Thanks Mark. So we are starting at a dose very close to the 20 million doses that is 2.5 times 10 to the 7 cells per kilogram and that was really just on the basis of sort of our manufacturing feasibility and calculations of the escalation to make them nice and round. So it’s about the same, but it was guided by the first dose level in the fresh. We’re not going to comment yet about details about the patient but at the right time, we’ll certainly share those.

Mark Breidenbach

Okay, thanks so much for taking the questions. And congrats again on the progress.

Julian Adams

Thank you.

Operator

Thank you. [Operator Instructions] And our next question coming from the line of Jason Butler from JMP Securities. Your line is open.

Unidentified Analyst

Hi, it’s Ryan for Jason. Thanks for taking the questions. And just a really quick one on the contracts that you’ve mentioned between the payers and the transplant centers for Omidubicel. Can you just provide some additional details on that process is once it’s approved Omidubicel it’s added to a list of options, or do you need to go through committees? And if so it sounds like much of that’s going to happen before approval? Is that the case? Thanks.

Julian Adams

Michele, this is for you.

Michele Korfin

Thank you, Julian. Good morning, Ryan. Thank you for joining us. So there is, let’s talk about commercial payers first, and then I’ll talk about Medicare. So in regards to the patient mixture, we do anticipate the majority of patients will fall under commercial payers, but that roughly between 50% to 60% and then probably about roughly 25% or so Medicare and roughly 5% Medicaid. So we’re focused on both commercial and Medicare.

Let’s talk about commercial first. So commercial payers have said publicly and also in our discussions with them that upon FDA approval of therapies that are one time therapies with curative intent, they will cover these therapies and we saw that with the CAR-T also. So what that means more to your question is, they’re not going to have to convene a formulary review committee or pharmacy and therapeutics committee meeting, they commercial payers have said they will cover these onetime therapies with curative intent upon FDA approval.

> [Problem description]:
Continue the Omidubicel call transcript from the point where it stops.

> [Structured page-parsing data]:
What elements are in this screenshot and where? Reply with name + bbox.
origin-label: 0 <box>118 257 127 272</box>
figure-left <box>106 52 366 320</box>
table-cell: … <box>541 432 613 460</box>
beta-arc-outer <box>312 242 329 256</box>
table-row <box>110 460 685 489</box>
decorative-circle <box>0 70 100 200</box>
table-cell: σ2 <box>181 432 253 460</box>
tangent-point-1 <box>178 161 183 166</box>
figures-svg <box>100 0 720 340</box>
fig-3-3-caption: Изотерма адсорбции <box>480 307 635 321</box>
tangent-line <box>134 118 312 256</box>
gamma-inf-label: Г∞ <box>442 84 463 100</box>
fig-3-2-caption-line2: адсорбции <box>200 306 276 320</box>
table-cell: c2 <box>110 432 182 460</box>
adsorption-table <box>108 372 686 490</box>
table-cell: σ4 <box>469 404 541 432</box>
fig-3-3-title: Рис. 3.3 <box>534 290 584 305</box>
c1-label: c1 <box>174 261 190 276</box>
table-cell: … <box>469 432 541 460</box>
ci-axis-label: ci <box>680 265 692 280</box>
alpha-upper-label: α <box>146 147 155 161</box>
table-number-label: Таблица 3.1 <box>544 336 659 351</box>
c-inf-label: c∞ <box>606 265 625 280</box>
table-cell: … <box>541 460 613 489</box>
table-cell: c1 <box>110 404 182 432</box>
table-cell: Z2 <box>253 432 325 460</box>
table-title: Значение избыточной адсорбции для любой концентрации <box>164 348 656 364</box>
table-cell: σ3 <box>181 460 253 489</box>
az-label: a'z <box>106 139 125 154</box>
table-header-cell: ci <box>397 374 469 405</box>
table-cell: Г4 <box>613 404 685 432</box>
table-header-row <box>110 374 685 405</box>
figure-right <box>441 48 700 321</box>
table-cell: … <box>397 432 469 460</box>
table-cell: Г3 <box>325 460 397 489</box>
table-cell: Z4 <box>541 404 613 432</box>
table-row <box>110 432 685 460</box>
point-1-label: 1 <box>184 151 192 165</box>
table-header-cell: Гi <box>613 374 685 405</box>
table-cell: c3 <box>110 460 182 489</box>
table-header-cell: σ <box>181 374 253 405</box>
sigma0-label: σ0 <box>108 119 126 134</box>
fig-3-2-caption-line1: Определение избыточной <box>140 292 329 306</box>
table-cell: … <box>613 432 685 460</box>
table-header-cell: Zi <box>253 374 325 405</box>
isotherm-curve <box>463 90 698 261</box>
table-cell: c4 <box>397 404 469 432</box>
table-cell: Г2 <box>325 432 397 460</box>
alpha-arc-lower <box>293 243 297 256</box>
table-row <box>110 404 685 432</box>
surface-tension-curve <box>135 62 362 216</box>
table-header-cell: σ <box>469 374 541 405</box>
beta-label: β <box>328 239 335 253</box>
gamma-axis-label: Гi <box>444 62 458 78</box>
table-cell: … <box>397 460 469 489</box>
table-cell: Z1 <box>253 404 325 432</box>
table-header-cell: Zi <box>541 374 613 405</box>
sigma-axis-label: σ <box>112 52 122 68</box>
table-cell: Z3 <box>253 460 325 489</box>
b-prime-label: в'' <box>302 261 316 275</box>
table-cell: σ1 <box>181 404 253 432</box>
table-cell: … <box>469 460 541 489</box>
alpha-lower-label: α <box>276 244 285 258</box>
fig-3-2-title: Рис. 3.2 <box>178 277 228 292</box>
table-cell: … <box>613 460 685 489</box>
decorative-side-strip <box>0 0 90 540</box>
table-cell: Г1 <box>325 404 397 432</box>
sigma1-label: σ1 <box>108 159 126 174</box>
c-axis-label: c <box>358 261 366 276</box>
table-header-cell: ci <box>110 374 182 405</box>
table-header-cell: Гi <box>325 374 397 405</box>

> [Reply]:
So coverage is well-defined. In terms of reimbursement. So those contracts, as you alluded to between the payers and the transplant centers are individual contracts, they are highly confidential. That’s not anything that the manufacturer gets involved with, because it’s between the transplant centers and the payers. But we have had ongoing dialogue with both the transplant centers and the payer side to understand what the process will look like for reimbursement upon FDA approval. And we’re very encouraged that transplant centers and payers are both saying yes, there are mechanisms in place within our current contracts that allow for reimbursement upon FDA approval.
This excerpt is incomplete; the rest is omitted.